> Items from a dataset:
+ + + + + + +
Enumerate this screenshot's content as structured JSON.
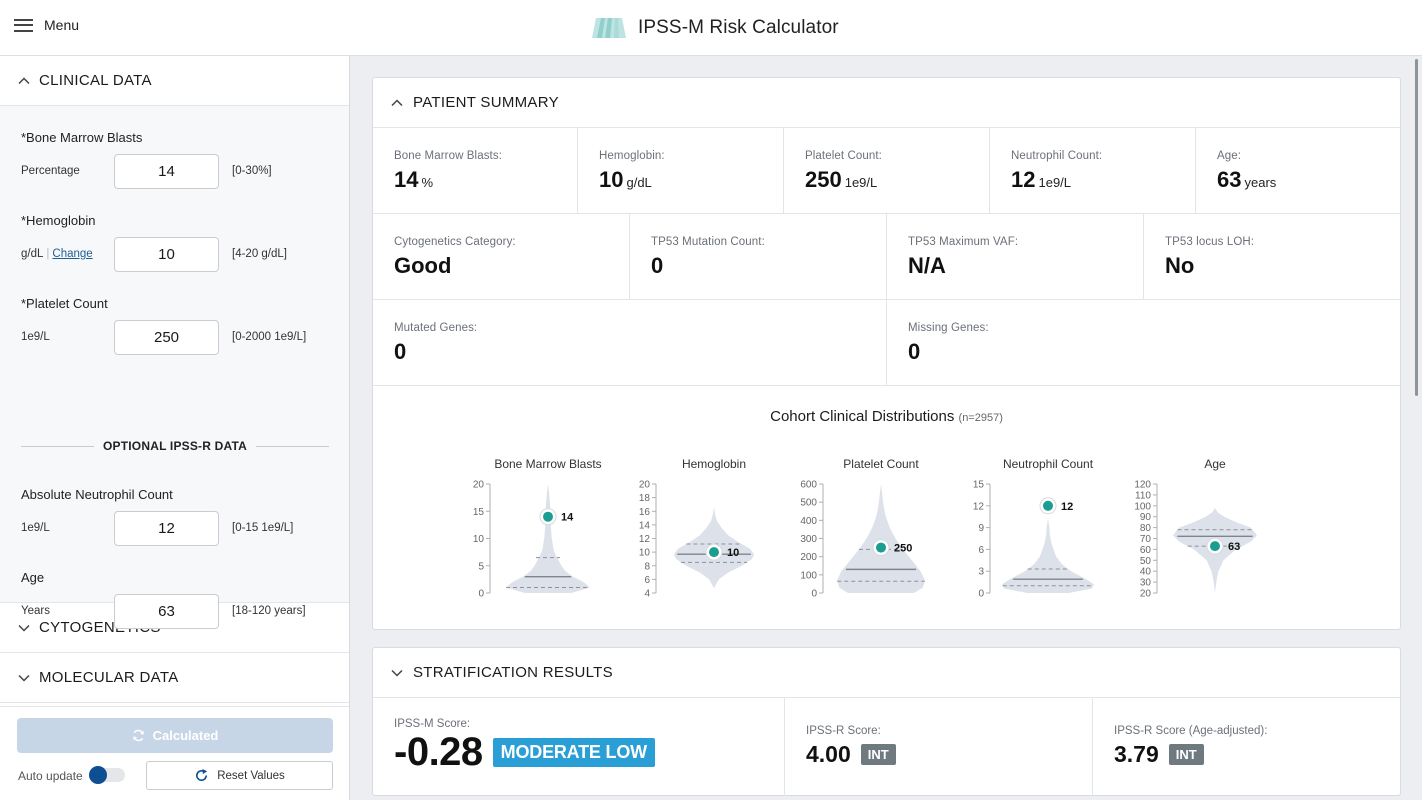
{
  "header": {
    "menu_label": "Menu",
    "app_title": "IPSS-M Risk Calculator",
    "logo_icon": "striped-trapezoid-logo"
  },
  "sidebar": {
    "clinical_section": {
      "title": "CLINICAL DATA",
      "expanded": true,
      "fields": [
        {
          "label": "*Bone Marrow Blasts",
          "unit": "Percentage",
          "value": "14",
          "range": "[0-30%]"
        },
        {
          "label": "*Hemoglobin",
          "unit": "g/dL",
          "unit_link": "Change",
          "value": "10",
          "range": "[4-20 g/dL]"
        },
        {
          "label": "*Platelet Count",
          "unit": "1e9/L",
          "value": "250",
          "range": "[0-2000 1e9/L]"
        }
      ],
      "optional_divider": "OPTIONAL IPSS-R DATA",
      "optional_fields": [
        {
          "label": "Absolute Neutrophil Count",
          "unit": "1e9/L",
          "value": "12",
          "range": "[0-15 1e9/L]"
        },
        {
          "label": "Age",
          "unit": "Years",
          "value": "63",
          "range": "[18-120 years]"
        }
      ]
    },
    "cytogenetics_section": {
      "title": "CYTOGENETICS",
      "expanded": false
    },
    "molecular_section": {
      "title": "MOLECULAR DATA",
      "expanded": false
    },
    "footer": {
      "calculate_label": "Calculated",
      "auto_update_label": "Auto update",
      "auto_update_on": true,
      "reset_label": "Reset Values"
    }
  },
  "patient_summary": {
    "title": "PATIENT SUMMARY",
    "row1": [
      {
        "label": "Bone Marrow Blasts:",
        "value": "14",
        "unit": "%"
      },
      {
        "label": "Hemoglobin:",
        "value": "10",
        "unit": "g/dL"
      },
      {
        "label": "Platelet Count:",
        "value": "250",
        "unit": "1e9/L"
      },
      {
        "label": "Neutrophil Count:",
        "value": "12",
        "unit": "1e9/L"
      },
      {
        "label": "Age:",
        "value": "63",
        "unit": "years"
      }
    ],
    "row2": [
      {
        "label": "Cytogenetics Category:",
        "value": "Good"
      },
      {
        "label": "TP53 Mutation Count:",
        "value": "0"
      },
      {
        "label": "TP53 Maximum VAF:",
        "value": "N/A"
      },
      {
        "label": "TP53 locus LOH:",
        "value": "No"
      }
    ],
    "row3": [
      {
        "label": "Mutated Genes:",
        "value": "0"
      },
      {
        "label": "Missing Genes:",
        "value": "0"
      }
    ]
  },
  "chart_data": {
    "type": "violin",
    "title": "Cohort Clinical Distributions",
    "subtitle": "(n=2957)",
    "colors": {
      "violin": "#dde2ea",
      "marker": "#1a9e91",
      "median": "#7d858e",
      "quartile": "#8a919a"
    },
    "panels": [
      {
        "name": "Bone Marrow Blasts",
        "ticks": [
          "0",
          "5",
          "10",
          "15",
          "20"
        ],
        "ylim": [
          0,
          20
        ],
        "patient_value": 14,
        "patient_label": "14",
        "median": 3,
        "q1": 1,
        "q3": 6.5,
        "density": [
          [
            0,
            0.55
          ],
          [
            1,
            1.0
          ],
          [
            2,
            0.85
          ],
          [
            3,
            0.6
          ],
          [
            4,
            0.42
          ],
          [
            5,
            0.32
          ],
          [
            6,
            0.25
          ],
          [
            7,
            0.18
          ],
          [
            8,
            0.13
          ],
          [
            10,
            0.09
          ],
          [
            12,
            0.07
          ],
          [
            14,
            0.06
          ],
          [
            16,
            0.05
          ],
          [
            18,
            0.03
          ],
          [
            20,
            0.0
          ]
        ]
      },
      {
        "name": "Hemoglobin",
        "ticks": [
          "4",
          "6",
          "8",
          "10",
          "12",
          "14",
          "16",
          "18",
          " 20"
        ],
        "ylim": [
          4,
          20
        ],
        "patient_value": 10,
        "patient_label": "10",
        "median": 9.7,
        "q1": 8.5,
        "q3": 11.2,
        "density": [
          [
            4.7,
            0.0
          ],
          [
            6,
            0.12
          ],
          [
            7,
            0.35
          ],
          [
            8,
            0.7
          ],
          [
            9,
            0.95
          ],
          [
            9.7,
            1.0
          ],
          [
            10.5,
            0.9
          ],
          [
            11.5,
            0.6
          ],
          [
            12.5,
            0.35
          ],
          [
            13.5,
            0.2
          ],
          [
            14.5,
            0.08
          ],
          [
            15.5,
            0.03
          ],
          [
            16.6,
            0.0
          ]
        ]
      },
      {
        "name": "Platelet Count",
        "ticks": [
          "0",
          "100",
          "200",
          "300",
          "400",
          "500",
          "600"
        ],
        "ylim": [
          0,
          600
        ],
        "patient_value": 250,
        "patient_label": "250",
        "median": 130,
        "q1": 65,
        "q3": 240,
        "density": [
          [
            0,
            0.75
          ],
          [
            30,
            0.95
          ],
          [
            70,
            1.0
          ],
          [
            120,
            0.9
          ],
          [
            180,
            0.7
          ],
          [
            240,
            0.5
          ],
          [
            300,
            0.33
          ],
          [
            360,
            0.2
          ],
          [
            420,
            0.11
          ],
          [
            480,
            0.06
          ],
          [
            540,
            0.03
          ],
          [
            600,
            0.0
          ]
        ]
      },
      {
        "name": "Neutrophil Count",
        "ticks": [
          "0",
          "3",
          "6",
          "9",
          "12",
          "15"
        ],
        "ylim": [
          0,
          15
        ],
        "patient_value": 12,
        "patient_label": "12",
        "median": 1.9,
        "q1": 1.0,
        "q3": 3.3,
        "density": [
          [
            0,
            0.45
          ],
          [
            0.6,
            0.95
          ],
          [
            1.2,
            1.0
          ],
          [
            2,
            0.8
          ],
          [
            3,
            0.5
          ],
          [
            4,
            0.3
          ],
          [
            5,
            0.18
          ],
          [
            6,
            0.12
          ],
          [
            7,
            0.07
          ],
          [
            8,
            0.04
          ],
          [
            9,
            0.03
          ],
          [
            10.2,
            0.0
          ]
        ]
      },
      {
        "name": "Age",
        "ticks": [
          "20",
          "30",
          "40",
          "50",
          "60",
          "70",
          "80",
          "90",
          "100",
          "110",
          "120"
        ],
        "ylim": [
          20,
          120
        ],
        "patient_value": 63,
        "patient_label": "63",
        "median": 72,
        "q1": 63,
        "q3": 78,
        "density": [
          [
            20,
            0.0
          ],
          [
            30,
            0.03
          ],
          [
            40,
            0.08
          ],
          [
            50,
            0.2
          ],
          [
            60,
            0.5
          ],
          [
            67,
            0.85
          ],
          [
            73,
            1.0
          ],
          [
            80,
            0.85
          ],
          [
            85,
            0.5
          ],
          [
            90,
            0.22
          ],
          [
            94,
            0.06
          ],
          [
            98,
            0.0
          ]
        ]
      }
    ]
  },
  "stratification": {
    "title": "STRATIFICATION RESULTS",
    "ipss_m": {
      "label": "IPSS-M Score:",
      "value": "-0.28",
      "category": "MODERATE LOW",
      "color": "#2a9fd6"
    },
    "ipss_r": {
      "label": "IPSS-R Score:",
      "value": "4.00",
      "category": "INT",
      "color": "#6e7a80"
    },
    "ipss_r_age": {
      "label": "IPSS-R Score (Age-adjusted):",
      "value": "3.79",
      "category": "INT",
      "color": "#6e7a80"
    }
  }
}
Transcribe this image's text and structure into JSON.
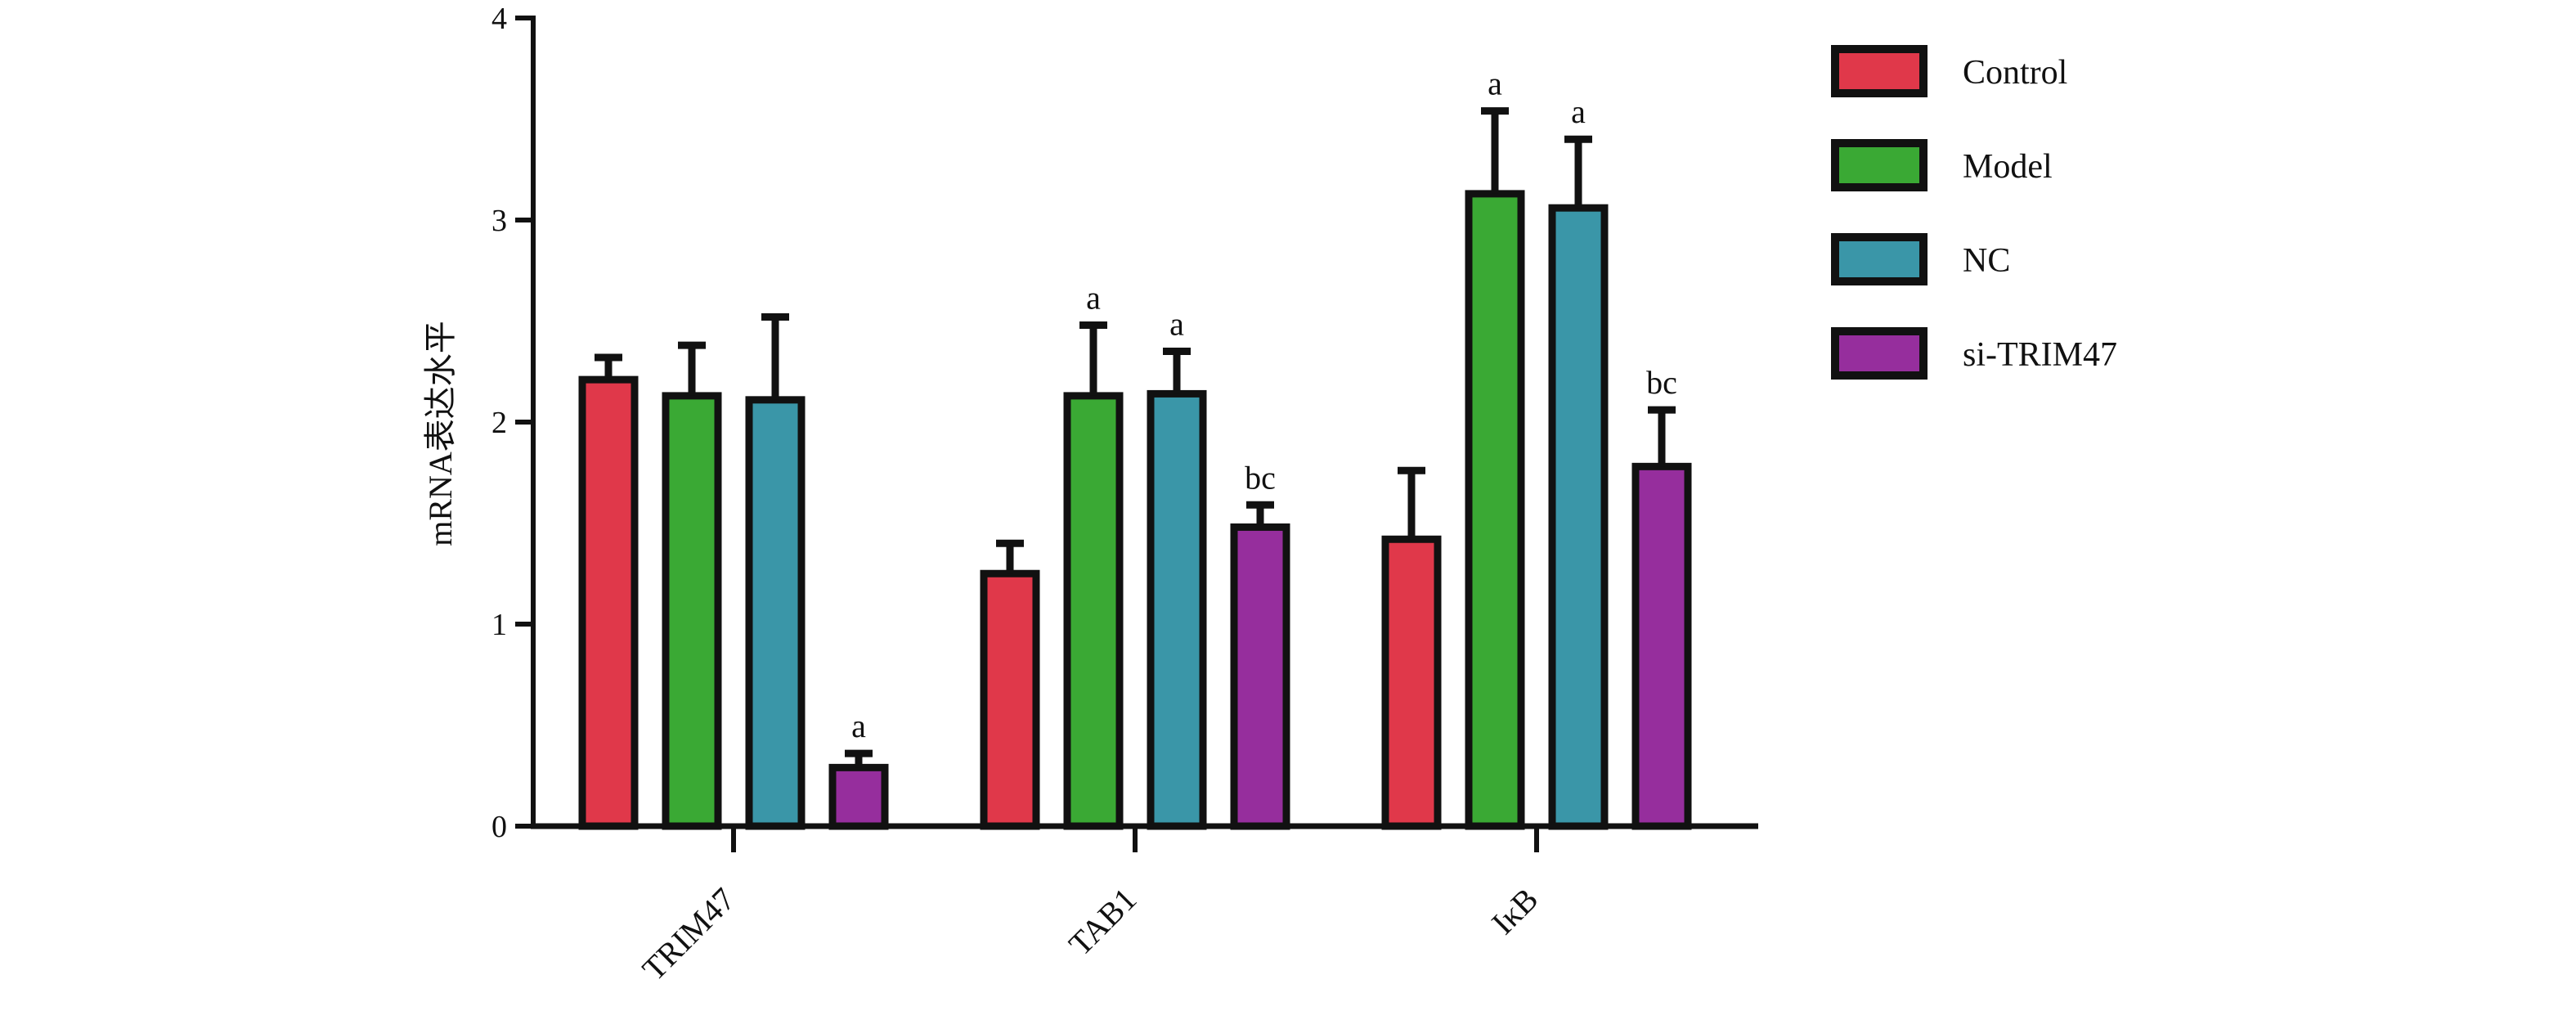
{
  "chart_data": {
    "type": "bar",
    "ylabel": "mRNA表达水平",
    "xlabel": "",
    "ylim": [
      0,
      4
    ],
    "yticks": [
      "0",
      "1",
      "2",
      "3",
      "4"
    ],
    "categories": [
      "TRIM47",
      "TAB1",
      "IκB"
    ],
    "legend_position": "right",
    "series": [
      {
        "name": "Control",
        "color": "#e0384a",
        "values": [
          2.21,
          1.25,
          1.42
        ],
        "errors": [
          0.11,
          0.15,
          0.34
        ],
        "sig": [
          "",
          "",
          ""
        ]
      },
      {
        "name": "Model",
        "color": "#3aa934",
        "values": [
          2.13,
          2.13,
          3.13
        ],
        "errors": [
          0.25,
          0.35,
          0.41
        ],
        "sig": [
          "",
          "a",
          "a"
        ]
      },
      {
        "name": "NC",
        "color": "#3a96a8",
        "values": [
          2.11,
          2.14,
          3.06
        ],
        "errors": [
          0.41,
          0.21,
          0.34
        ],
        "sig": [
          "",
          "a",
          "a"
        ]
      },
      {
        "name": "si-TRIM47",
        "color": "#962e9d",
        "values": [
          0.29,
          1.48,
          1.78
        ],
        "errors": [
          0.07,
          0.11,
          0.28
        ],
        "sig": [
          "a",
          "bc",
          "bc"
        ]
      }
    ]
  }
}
+ + + + + + +
> WORK INSTRUCTIONS:
In the records above, find each line that holds the word "Score"; copy all such lines.

> ANSWER BOX:
      "label": "IPSS-M Score:",
      "label": "IPSS-R Score:",
      "label": "IPSS-R Score (Age-adjusted):",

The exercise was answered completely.